Reproduce the listing below character for character; drop every image.

*-*-*

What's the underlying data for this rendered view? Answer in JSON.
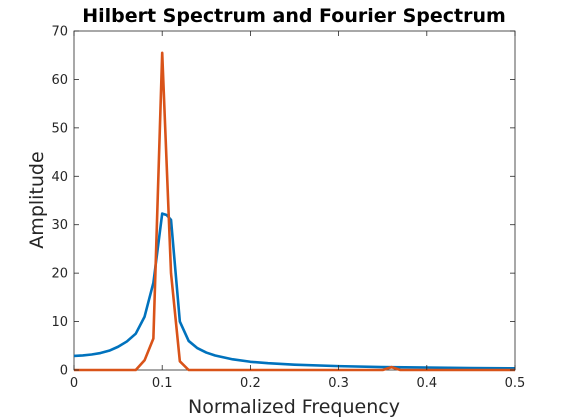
{
  "chart_data": {
    "type": "line",
    "title": "Hilbert Spectrum and Fourier Spectrum",
    "xlabel": "Normalized Frequency",
    "ylabel": "Amplitude",
    "xlim": [
      0,
      0.5
    ],
    "ylim": [
      0,
      70
    ],
    "xticks": [
      0,
      0.1,
      0.2,
      0.3,
      0.4,
      0.5
    ],
    "xtick_labels": [
      "0",
      "0.1",
      "0.2",
      "0.3",
      "0.4",
      "0.5"
    ],
    "yticks": [
      0,
      10,
      20,
      30,
      40,
      50,
      60,
      70
    ],
    "ytick_labels": [
      "0",
      "10",
      "20",
      "30",
      "40",
      "50",
      "60",
      "70"
    ],
    "grid": false,
    "legend": "none",
    "series": [
      {
        "color": "#0072BD",
        "x": [
          0,
          0.01,
          0.02,
          0.03,
          0.04,
          0.05,
          0.06,
          0.07,
          0.08,
          0.09,
          0.1,
          0.105,
          0.11,
          0.12,
          0.13,
          0.14,
          0.15,
          0.16,
          0.18,
          0.2,
          0.22,
          0.25,
          0.3,
          0.35,
          0.4,
          0.45,
          0.5
        ],
        "y": [
          2.9,
          3.0,
          3.2,
          3.5,
          4.0,
          4.8,
          5.9,
          7.5,
          11.0,
          18.0,
          32.3,
          32.0,
          31.0,
          10.0,
          6.0,
          4.5,
          3.6,
          3.0,
          2.2,
          1.7,
          1.4,
          1.1,
          0.8,
          0.6,
          0.5,
          0.4,
          0.35
        ]
      },
      {
        "color": "#D95319",
        "x": [
          0,
          0.06,
          0.07,
          0.08,
          0.09,
          0.1,
          0.11,
          0.12,
          0.13,
          0.14,
          0.35,
          0.36,
          0.37,
          0.38,
          0.5
        ],
        "y": [
          0,
          0,
          0,
          2.0,
          6.5,
          65.5,
          20.0,
          1.8,
          0,
          0,
          0,
          0.6,
          0,
          0,
          0
        ]
      }
    ]
  }
}
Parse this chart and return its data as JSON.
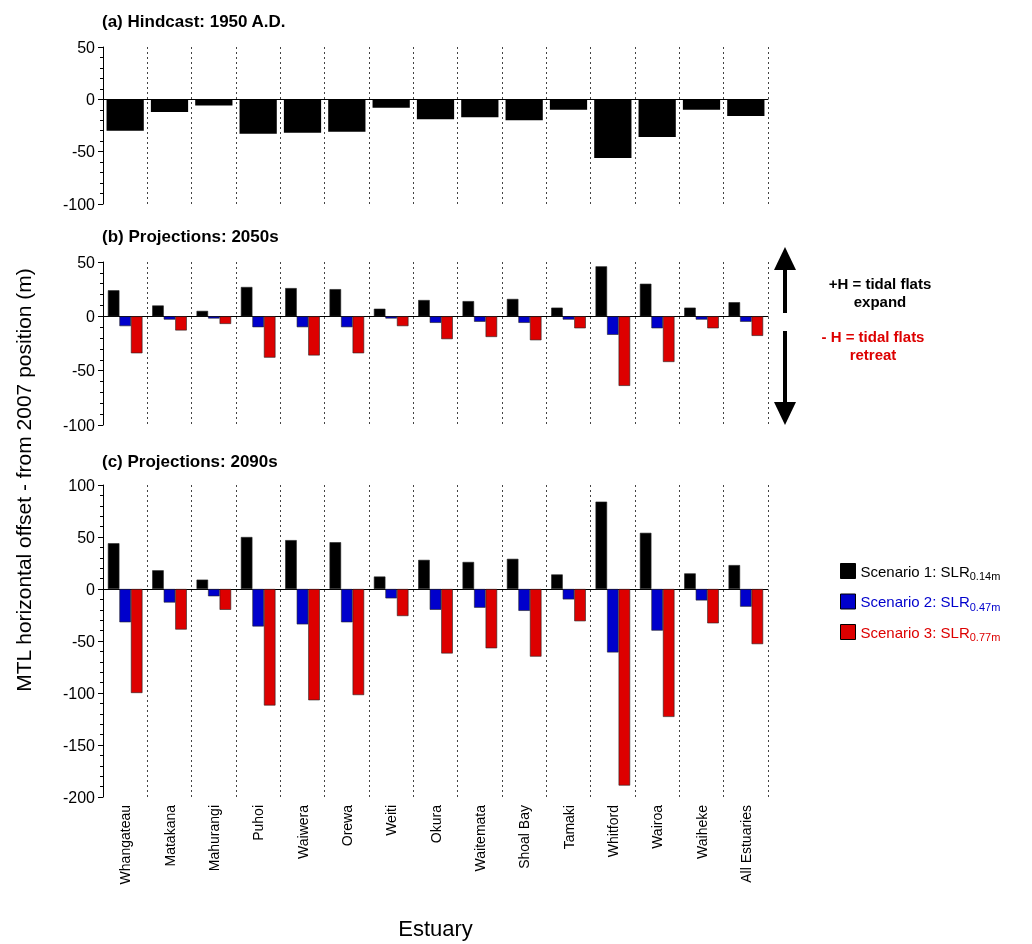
{
  "chart_data": [
    {
      "type": "bar",
      "title": "(a) Hindcast: 1950 A.D.",
      "categories": [
        null,
        null,
        null,
        null,
        null,
        null,
        null,
        null,
        null,
        null,
        null,
        null,
        null,
        null,
        null
      ],
      "series": [
        {
          "color": "#000000",
          "values": [
            -30,
            -12,
            -6,
            -33,
            -32,
            -31,
            -8,
            -19,
            -17,
            -20,
            -10,
            -56,
            -36,
            -10,
            -16
          ]
        }
      ],
      "ylim": [
        -100,
        50
      ],
      "yticks": [
        -100,
        -50,
        0,
        50
      ],
      "grid": "x"
    },
    {
      "type": "bar",
      "title": "(b) Projections: 2050s",
      "ylabel": "MTL horizontal offset - from 2007 position (m)",
      "categories": [
        null,
        null,
        null,
        null,
        null,
        null,
        null,
        null,
        null,
        null,
        null,
        null,
        null,
        null,
        null
      ],
      "series": [
        {
          "color": "#000000",
          "values": [
            24,
            10,
            5,
            27,
            26,
            25,
            7,
            15,
            14,
            16,
            8,
            46,
            30,
            8,
            13
          ]
        },
        {
          "color": "#0000cc",
          "values": [
            -9,
            -3,
            -2,
            -10,
            -10,
            -10,
            -2,
            -6,
            -5,
            -6,
            -3,
            -17,
            -11,
            -3,
            -5
          ]
        },
        {
          "color": "#dd0000",
          "values": [
            -34,
            -13,
            -7,
            -38,
            -36,
            -34,
            -9,
            -21,
            -19,
            -22,
            -11,
            -64,
            -42,
            -11,
            -18
          ]
        }
      ],
      "ylim": [
        -100,
        50
      ],
      "yticks": [
        -100,
        -50,
        0,
        50
      ],
      "grid": "x",
      "annotations": [
        "+H = tidal flats\nexpand",
        "- H = tidal flats\nretreat"
      ]
    },
    {
      "type": "bar",
      "title": "(c) Projections: 2090s",
      "xlabel": "Estuary",
      "categories": [
        "Whangateau",
        "Matakana",
        "Mahurangi",
        "Puhoi",
        "Waiwera",
        "Orewa",
        "Weiti",
        "Okura",
        "Waitemata",
        "Shoal Bay",
        "Tamaki",
        "Whitford",
        "Wairoa",
        "Waiheke",
        "All Estuaries"
      ],
      "series": [
        {
          "name": "Scenario 1: SLR$_{0.14m}$",
          "color": "#000000",
          "values": [
            44,
            18,
            9,
            50,
            47,
            45,
            12,
            28,
            26,
            29,
            14,
            84,
            54,
            15,
            23
          ]
        },
        {
          "name": "Scenario 2: SLR$_{0.47m}$",
          "color": "#0000cc",
          "values": [
            -32,
            -13,
            -7,
            -36,
            -34,
            -32,
            -9,
            -20,
            -18,
            -21,
            -10,
            -61,
            -40,
            -11,
            -17
          ]
        },
        {
          "name": "Scenario 3: SLR$_{0.77m}$",
          "color": "#dd0000",
          "values": [
            -100,
            -39,
            -20,
            -112,
            -107,
            -102,
            -26,
            -62,
            -57,
            -65,
            -31,
            -189,
            -123,
            -33,
            -53
          ]
        }
      ],
      "ylim": [
        -200,
        100
      ],
      "yticks": [
        -200,
        -150,
        -100,
        -50,
        0,
        50,
        100
      ],
      "grid": "x",
      "legend": "right"
    }
  ]
}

*-*-*

## Solved exercise
What's the underlying data for this rendered view? Answer in JSON.
{
  "chart_data": {
    "type": "line",
    "title": "Hilbert Spectrum and Fourier Spectrum",
    "xlabel": "Normalized Frequency",
    "ylabel": "Amplitude",
    "xlim": [
      0,
      0.5
    ],
    "ylim": [
      0,
      70
    ],
    "xticks": [
      0,
      0.1,
      0.2,
      0.3,
      0.4,
      0.5
    ],
    "xtick_labels": [
      "0",
      "0.1",
      "0.2",
      "0.3",
      "0.4",
      "0.5"
    ],
    "yticks": [
      0,
      10,
      20,
      30,
      40,
      50,
      60,
      70
    ],
    "ytick_labels": [
      "0",
      "10",
      "20",
      "30",
      "40",
      "50",
      "60",
      "70"
    ],
    "grid": false,
    "legend": "none",
    "series": [
      {
        "color": "#0072BD",
        "x": [
          0,
          0.01,
          0.02,
          0.03,
          0.04,
          0.05,
          0.06,
          0.07,
          0.08,
          0.09,
          0.1,
          0.105,
          0.11,
          0.12,
          0.13,
          0.14,
          0.15,
          0.16,
          0.18,
          0.2,
          0.22,
          0.25,
          0.3,
          0.35,
          0.4,
          0.45,
          0.5
        ],
        "y": [
          2.9,
          3.0,
          3.2,
          3.5,
          4.0,
          4.8,
          5.9,
          7.5,
          11.0,
          18.0,
          32.3,
          32.0,
          31.0,
          10.0,
          6.0,
          4.5,
          3.6,
          3.0,
          2.2,
          1.7,
          1.4,
          1.1,
          0.8,
          0.6,
          0.5,
          0.4,
          0.35
        ]
      },
      {
        "color": "#D95319",
        "x": [
          0,
          0.06,
          0.07,
          0.08,
          0.09,
          0.1,
          0.11,
          0.12,
          0.13,
          0.14,
          0.35,
          0.36,
          0.37,
          0.38,
          0.5
        ],
        "y": [
          0,
          0,
          0,
          2.0,
          6.5,
          65.5,
          20.0,
          1.8,
          0,
          0,
          0,
          0.6,
          0,
          0,
          0
        ]
      }
    ]
  }
}
Parse this chart and return its data as JSON.
{
  "chart_data": [
    {
      "type": "bar",
      "title": "(a) Hindcast: 1950 A.D.",
      "categories": [
        null,
        null,
        null,
        null,
        null,
        null,
        null,
        null,
        null,
        null,
        null,
        null,
        null,
        null,
        null
      ],
      "series": [
        {
          "color": "#000000",
          "values": [
            -30,
            -12,
            -6,
            -33,
            -32,
            -31,
            -8,
            -19,
            -17,
            -20,
            -10,
            -56,
            -36,
            -10,
            -16
          ]
        }
      ],
      "ylim": [
        -100,
        50
      ],
      "yticks": [
        -100,
        -50,
        0,
        50
      ],
      "grid": "x"
    },
    {
      "type": "bar",
      "title": "(b) Projections: 2050s",
      "ylabel": "MTL horizontal offset - from 2007 position (m)",
      "categories": [
        null,
        null,
        null,
        null,
        null,
        null,
        null,
        null,
        null,
        null,
        null,
        null,
        null,
        null,
        null
      ],
      "series": [
        {
          "color": "#000000",
          "values": [
            24,
            10,
            5,
            27,
            26,
            25,
            7,
            15,
            14,
            16,
            8,
            46,
            30,
            8,
            13
          ]
        },
        {
          "color": "#0000cc",
          "values": [
            -9,
            -3,
            -2,
            -10,
            -10,
            -10,
            -2,
            -6,
            -5,
            -6,
            -3,
            -17,
            -11,
            -3,
            -5
          ]
        },
        {
          "color": "#dd0000",
          "values": [
            -34,
            -13,
            -7,
            -38,
            -36,
            -34,
            -9,
            -21,
            -19,
            -22,
            -11,
            -64,
            -42,
            -11,
            -18
          ]
        }
      ],
      "ylim": [
        -100,
        50
      ],
      "yticks": [
        -100,
        -50,
        0,
        50
      ],
      "grid": "x",
      "annotations": [
        "+H = tidal flats\nexpand",
        "- H = tidal flats\nretreat"
      ]
    },
    {
      "type": "bar",
      "title": "(c) Projections: 2090s",
      "xlabel": "Estuary",
      "categories": [
        "Whangateau",
        "Matakana",
        "Mahurangi",
        "Puhoi",
        "Waiwera",
        "Orewa",
        "Weiti",
        "Okura",
        "Waitemata",
        "Shoal Bay",
        "Tamaki",
        "Whitford",
        "Wairoa",
        "Waiheke",
        "All Estuaries"
      ],
      "series": [
        {
          "name": "Scenario 1: SLR$_{0.14m}$",
          "color": "#000000",
          "values": [
            44,
            18,
            9,
            50,
            47,
            45,
            12,
            28,
            26,
            29,
            14,
            84,
            54,
            15,
            23
          ]
        },
        {
          "name": "Scenario 2: SLR$_{0.47m}$",
          "color": "#0000cc",
          "values": [
            -32,
            -13,
            -7,
            -36,
            -34,
            -32,
            -9,
            -20,
            -18,
            -21,
            -10,
            -61,
            -40,
            -11,
            -17
          ]
        },
        {
          "name": "Scenario 3: SLR$_{0.77m}$",
          "color": "#dd0000",
          "values": [
            -100,
            -39,
            -20,
            -112,
            -107,
            -102,
            -26,
            -62,
            -57,
            -65,
            -31,
            -189,
            -123,
            -33,
            -53
          ]
        }
      ],
      "ylim": [
        -200,
        100
      ],
      "yticks": [
        -200,
        -150,
        -100,
        -50,
        0,
        50,
        100
      ],
      "grid": "x",
      "legend": "right"
    }
  ]
}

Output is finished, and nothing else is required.